(Stored data entries)
┄┄┄┄┄┄

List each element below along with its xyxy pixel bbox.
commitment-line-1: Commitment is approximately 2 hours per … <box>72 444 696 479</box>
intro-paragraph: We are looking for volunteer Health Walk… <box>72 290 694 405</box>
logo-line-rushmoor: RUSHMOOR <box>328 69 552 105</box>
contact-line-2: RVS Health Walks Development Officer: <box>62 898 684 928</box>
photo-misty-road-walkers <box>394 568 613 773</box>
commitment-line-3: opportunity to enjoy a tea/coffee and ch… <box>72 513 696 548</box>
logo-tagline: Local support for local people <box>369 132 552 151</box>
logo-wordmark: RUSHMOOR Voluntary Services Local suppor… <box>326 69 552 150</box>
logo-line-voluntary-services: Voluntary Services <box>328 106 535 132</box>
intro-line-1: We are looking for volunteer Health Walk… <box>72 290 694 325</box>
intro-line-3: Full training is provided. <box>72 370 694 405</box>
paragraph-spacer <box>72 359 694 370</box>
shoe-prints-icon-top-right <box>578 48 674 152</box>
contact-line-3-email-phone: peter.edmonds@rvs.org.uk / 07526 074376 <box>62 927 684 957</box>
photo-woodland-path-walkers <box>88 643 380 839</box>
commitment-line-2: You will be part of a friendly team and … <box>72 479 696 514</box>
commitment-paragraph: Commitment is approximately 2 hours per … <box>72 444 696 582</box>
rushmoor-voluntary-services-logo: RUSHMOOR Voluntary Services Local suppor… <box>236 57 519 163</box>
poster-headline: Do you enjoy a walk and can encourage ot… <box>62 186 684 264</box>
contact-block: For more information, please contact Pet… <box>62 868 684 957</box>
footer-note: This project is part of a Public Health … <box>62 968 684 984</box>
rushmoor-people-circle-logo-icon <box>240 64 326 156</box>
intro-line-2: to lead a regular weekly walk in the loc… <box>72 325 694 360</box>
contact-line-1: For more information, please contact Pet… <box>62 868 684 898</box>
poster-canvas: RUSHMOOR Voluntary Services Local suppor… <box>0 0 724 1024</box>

┄┄┄┄┄┄

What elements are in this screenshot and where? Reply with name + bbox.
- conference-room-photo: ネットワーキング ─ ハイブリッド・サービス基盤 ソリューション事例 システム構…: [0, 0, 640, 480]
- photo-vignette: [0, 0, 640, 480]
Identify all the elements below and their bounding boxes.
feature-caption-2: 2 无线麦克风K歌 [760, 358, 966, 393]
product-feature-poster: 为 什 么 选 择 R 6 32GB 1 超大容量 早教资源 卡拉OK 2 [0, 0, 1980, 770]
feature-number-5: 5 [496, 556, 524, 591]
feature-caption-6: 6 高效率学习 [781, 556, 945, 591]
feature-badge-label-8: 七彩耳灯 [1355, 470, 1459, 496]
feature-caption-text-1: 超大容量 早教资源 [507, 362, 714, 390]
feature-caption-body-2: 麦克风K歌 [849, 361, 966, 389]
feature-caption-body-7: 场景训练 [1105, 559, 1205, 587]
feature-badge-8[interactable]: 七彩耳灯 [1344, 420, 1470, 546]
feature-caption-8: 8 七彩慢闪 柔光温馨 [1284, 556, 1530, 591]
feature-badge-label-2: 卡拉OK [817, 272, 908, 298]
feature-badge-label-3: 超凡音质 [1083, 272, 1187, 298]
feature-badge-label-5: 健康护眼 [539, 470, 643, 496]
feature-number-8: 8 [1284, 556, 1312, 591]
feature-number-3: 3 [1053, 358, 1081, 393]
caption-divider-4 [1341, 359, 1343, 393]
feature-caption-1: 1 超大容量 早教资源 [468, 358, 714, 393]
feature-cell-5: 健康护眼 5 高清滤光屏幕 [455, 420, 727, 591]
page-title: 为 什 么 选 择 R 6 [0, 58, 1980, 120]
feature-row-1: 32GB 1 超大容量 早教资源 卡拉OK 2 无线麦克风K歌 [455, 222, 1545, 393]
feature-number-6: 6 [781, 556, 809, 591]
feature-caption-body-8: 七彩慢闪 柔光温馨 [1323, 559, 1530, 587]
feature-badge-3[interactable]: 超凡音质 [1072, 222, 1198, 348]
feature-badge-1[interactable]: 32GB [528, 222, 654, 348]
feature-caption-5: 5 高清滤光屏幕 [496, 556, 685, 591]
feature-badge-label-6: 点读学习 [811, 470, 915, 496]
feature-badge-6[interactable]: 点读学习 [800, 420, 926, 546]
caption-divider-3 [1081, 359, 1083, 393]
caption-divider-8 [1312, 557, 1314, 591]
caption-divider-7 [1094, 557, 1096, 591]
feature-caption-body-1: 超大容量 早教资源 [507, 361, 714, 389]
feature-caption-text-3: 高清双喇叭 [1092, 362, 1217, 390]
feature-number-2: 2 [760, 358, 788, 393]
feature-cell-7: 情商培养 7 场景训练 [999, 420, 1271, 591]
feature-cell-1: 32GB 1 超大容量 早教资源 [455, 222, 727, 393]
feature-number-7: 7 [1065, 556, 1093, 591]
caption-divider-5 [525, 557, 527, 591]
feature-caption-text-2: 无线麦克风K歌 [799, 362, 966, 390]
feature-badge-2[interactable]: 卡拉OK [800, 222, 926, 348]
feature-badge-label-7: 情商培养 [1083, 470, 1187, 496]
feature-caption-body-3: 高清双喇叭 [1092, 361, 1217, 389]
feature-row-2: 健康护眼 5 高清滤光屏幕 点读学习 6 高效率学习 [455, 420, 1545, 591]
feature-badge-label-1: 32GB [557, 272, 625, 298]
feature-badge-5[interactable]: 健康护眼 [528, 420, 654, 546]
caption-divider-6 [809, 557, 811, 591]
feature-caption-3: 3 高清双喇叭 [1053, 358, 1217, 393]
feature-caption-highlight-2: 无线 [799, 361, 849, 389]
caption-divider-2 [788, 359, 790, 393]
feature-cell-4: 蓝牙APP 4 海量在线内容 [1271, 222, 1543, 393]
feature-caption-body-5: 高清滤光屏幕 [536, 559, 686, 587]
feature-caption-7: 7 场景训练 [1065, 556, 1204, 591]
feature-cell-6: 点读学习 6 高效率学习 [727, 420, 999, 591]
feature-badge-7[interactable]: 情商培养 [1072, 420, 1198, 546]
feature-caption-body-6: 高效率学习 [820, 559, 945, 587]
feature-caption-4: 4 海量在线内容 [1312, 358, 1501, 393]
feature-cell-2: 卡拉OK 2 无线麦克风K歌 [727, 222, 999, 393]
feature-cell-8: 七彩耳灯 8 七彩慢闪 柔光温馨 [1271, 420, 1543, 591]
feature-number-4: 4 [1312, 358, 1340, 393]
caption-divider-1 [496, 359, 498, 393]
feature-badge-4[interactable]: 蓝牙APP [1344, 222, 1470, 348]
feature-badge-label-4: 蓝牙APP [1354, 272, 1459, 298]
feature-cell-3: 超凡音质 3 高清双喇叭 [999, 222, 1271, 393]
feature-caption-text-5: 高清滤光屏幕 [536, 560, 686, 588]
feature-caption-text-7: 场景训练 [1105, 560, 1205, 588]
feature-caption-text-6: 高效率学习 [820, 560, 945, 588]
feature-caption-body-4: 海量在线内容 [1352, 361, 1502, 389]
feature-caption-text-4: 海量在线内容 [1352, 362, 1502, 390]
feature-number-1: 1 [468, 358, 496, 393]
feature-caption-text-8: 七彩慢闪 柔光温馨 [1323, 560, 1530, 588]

┄┄┄┄┄┄

Copy, without any changes, the lines from the one containing "What elements are" through the one containing "feature-badge-label-8: 七彩耳灯 [1355, 470, 1459, 496]", including both of those lines.

What elements are in this screenshot and where? Reply with name + bbox.
- conference-room-photo: ネットワーキング ─ ハイブリッド・サービス基盤 ソリューション事例 システム構…: [0, 0, 640, 480]
- photo-vignette: [0, 0, 640, 480]
Identify all the elements below and their bounding boxes.
feature-caption-2: 2 无线麦克风K歌 [760, 358, 966, 393]
product-feature-poster: 为 什 么 选 择 R 6 32GB 1 超大容量 早教资源 卡拉OK 2 [0, 0, 1980, 770]
feature-number-5: 5 [496, 556, 524, 591]
feature-caption-6: 6 高效率学习 [781, 556, 945, 591]
feature-badge-label-8: 七彩耳灯 [1355, 470, 1459, 496]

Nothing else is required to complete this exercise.